• _Items stored from a collection_:

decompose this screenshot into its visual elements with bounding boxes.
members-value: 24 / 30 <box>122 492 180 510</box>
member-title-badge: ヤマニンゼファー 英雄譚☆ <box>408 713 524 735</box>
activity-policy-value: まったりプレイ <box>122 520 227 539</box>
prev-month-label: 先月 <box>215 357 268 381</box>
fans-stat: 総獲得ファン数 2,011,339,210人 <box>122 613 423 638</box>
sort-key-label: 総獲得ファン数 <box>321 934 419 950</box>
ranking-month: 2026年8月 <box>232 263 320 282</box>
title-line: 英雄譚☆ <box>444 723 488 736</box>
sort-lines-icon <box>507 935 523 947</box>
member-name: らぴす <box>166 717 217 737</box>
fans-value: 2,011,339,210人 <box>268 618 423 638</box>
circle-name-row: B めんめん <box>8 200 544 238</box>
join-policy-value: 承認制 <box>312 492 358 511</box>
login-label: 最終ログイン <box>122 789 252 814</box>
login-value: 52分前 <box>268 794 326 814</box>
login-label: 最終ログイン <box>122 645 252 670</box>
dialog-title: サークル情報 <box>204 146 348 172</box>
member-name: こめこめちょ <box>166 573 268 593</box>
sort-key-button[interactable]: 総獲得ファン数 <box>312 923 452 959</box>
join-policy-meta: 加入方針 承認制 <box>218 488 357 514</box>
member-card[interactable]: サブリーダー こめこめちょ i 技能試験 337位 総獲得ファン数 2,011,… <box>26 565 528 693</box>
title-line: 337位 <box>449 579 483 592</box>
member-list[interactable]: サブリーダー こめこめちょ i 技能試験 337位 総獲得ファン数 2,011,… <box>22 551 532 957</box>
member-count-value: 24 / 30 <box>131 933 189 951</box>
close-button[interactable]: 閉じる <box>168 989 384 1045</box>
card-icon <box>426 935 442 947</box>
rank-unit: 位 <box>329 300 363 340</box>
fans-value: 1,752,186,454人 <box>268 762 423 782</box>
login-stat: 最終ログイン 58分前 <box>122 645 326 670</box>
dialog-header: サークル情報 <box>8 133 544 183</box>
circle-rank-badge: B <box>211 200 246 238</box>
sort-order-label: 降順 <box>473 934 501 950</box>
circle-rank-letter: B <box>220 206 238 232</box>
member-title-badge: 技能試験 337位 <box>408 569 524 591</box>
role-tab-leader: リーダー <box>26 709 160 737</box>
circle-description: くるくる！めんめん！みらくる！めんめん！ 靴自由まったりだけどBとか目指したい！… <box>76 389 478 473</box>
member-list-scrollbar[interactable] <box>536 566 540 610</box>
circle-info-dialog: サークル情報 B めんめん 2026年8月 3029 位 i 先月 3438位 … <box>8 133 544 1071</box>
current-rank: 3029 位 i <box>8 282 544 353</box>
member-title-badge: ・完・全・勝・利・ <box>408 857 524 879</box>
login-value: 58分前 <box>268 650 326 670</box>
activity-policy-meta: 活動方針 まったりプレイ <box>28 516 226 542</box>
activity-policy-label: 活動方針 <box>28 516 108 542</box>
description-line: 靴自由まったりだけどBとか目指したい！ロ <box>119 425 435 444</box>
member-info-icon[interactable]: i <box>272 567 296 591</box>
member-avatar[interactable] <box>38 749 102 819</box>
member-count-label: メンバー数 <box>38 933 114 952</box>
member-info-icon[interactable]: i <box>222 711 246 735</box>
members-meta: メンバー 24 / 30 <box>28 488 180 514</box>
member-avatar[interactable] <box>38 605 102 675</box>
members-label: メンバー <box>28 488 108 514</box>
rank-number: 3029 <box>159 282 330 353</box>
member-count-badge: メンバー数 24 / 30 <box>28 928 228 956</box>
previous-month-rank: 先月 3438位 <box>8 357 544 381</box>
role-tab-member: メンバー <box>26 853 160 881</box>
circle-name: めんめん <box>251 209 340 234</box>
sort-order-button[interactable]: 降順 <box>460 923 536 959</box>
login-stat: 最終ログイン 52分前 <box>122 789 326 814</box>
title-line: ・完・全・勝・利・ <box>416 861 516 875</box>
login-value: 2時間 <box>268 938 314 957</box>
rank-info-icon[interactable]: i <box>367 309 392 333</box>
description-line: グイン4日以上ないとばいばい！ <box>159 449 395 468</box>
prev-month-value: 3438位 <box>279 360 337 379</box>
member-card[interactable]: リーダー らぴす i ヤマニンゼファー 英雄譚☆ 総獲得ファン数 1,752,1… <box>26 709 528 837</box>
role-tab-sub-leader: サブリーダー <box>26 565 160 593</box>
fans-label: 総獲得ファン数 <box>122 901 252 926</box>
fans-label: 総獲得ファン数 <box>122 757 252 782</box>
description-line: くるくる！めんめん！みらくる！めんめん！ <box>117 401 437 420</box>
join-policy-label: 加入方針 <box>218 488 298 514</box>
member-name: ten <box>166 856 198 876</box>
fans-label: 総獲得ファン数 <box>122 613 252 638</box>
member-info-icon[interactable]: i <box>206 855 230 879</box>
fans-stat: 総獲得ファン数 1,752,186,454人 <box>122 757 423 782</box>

• _What is required_: Reproduce every entry above verbatim, keeping each line as it appears.

• _Response_:
decompose this screenshot into its visual elements with bounding boxes.
members-value: 24 / 30 <box>122 492 180 510</box>
member-title-badge: ヤマニンゼファー 英雄譚☆ <box>408 713 524 735</box>
activity-policy-value: まったりプレイ <box>122 520 227 539</box>
prev-month-label: 先月 <box>215 357 268 381</box>
fans-stat: 総獲得ファン数 2,011,339,210人 <box>122 613 423 638</box>
sort-key-label: 総獲得ファン数 <box>321 934 419 950</box>
ranking-month: 2026年8月 <box>232 263 320 282</box>
title-line: 英雄譚☆ <box>444 723 488 736</box>
sort-lines-icon <box>507 935 523 947</box>
member-name: らぴす <box>166 717 217 737</box>
fans-value: 2,011,339,210人 <box>268 618 423 638</box>
circle-name-row: B めんめん <box>8 200 544 238</box>
join-policy-value: 承認制 <box>312 492 358 511</box>
login-label: 最終ログイン <box>122 789 252 814</box>
login-value: 52分前 <box>268 794 326 814</box>
login-label: 最終ログイン <box>122 645 252 670</box>
dialog-title: サークル情報 <box>204 146 348 172</box>
member-name: こめこめちょ <box>166 573 268 593</box>
sort-key-button[interactable]: 総獲得ファン数 <box>312 923 452 959</box>
join-policy-meta: 加入方針 承認制 <box>218 488 357 514</box>
member-card[interactable]: サブリーダー こめこめちょ i 技能試験 337位 総獲得ファン数 2,011,… <box>26 565 528 693</box>
title-line: 337位 <box>449 579 483 592</box>
member-list[interactable]: サブリーダー こめこめちょ i 技能試験 337位 総獲得ファン数 2,011,… <box>22 551 532 957</box>
member-count-value: 24 / 30 <box>131 933 189 951</box>
close-button[interactable]: 閉じる <box>168 989 384 1045</box>
card-icon <box>426 935 442 947</box>
rank-unit: 位 <box>329 300 363 340</box>
fans-value: 1,752,186,454人 <box>268 762 423 782</box>
login-stat: 最終ログイン 58分前 <box>122 645 326 670</box>
dialog-header: サークル情報 <box>8 133 544 183</box>
circle-rank-badge: B <box>211 200 246 238</box>
sort-order-label: 降順 <box>473 934 501 950</box>
circle-rank-letter: B <box>220 206 238 232</box>
member-title-badge: 技能試験 337位 <box>408 569 524 591</box>
role-tab-leader: リーダー <box>26 709 160 737</box>
circle-description: くるくる！めんめん！みらくる！めんめん！ 靴自由まったりだけどBとか目指したい！… <box>76 389 478 473</box>
member-list-scrollbar[interactable] <box>536 566 540 610</box>
circle-info-dialog: サークル情報 B めんめん 2026年8月 3029 位 i 先月 3438位 … <box>8 133 544 1071</box>
current-rank: 3029 位 i <box>8 282 544 353</box>
member-title-badge: ・完・全・勝・利・ <box>408 857 524 879</box>
login-value: 58分前 <box>268 650 326 670</box>
activity-policy-meta: 活動方針 まったりプレイ <box>28 516 226 542</box>
activity-policy-label: 活動方針 <box>28 516 108 542</box>
description-line: 靴自由まったりだけどBとか目指したい！ロ <box>119 425 435 444</box>
member-info-icon[interactable]: i <box>272 567 296 591</box>
member-avatar[interactable] <box>38 749 102 819</box>
member-count-label: メンバー数 <box>38 933 114 952</box>
member-info-icon[interactable]: i <box>222 711 246 735</box>
members-meta: メンバー 24 / 30 <box>28 488 180 514</box>
member-avatar[interactable] <box>38 605 102 675</box>
members-label: メンバー <box>28 488 108 514</box>
rank-number: 3029 <box>159 282 330 353</box>
member-count-badge: メンバー数 24 / 30 <box>28 928 228 956</box>
previous-month-rank: 先月 3438位 <box>8 357 544 381</box>
role-tab-member: メンバー <box>26 853 160 881</box>
circle-name: めんめん <box>251 209 340 234</box>
sort-order-button[interactable]: 降順 <box>460 923 536 959</box>
login-stat: 最終ログイン 52分前 <box>122 789 326 814</box>
title-line: ・完・全・勝・利・ <box>416 861 516 875</box>
login-value: 2時間 <box>268 938 314 957</box>
rank-info-icon[interactable]: i <box>367 309 392 333</box>
description-line: グイン4日以上ないとばいばい！ <box>159 449 395 468</box>
prev-month-value: 3438位 <box>279 360 337 379</box>
member-card[interactable]: リーダー らぴす i ヤマニンゼファー 英雄譚☆ 総獲得ファン数 1,752,1… <box>26 709 528 837</box>
role-tab-sub-leader: サブリーダー <box>26 565 160 593</box>
fans-label: 総獲得ファン数 <box>122 901 252 926</box>
fans-label: 総獲得ファン数 <box>122 757 252 782</box>
description-line: くるくる！めんめん！みらくる！めんめん！ <box>117 401 437 420</box>
join-policy-label: 加入方針 <box>218 488 298 514</box>
member-name: ten <box>166 856 198 876</box>
fans-label: 総獲得ファン数 <box>122 613 252 638</box>
member-info-icon[interactable]: i <box>206 855 230 879</box>
fans-stat: 総獲得ファン数 1,752,186,454人 <box>122 757 423 782</box>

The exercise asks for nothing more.